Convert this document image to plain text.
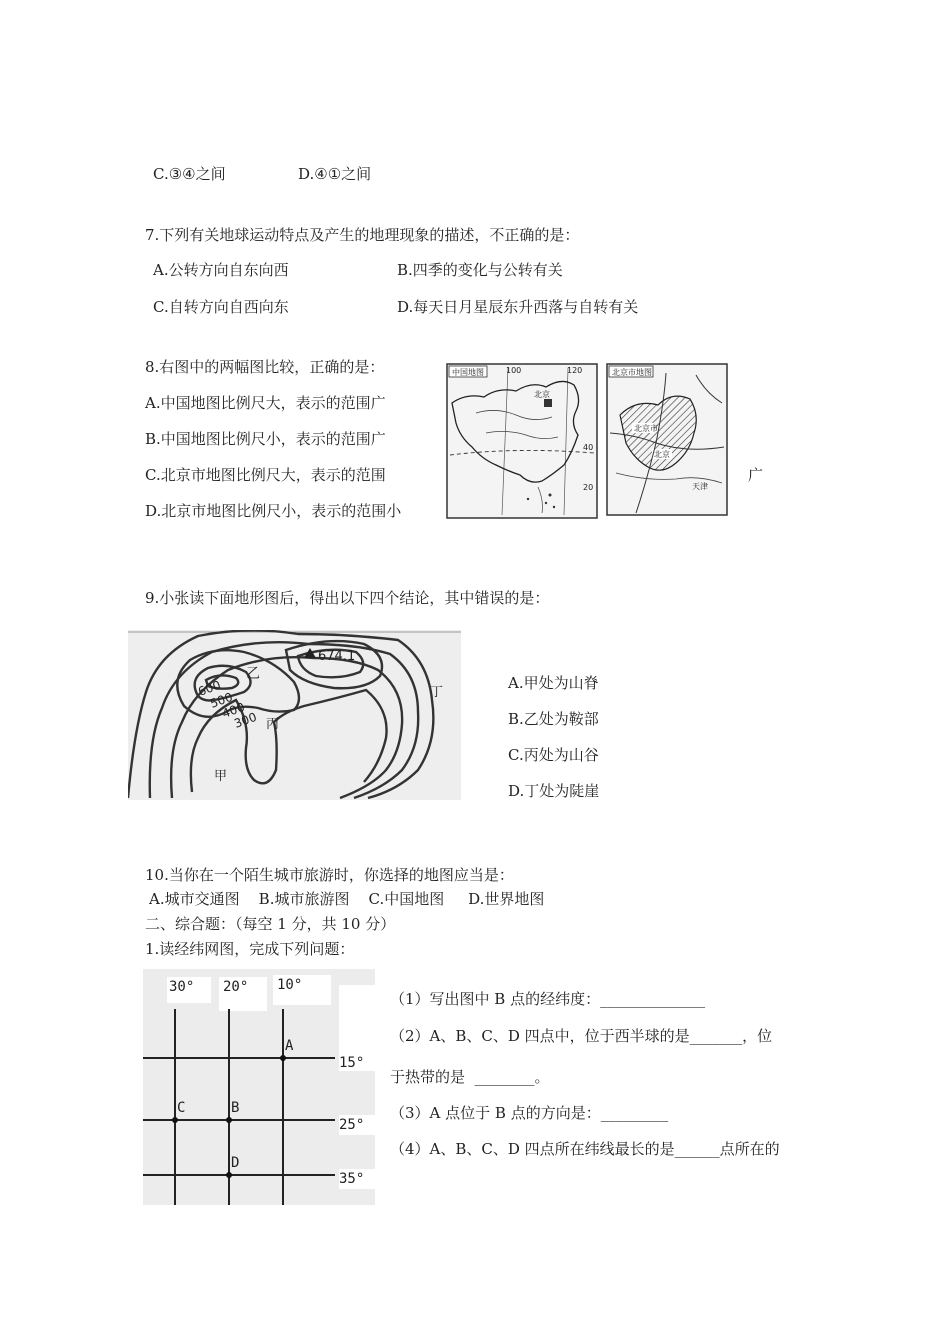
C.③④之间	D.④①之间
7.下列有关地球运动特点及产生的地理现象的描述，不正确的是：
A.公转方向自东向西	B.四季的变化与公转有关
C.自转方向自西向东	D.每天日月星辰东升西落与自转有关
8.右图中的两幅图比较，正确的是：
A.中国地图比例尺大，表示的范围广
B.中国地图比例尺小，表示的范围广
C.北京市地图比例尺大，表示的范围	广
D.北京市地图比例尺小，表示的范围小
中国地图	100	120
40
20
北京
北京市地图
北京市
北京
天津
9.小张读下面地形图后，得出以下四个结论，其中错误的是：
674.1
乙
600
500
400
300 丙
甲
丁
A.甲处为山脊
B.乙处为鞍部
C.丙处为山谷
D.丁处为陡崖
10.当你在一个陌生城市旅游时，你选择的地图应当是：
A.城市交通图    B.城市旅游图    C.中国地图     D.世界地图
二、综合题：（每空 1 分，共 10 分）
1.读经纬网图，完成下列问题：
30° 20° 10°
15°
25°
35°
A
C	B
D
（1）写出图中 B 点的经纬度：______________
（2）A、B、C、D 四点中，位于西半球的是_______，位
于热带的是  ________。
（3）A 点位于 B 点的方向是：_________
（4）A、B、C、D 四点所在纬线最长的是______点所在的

- _Exercise instructions_: List all lines above in which the string "表示的范围广" appears.

- _Task result_:
A.中国地图比例尺大，表示的范围广
B.中国地图比例尺小，表示的范围广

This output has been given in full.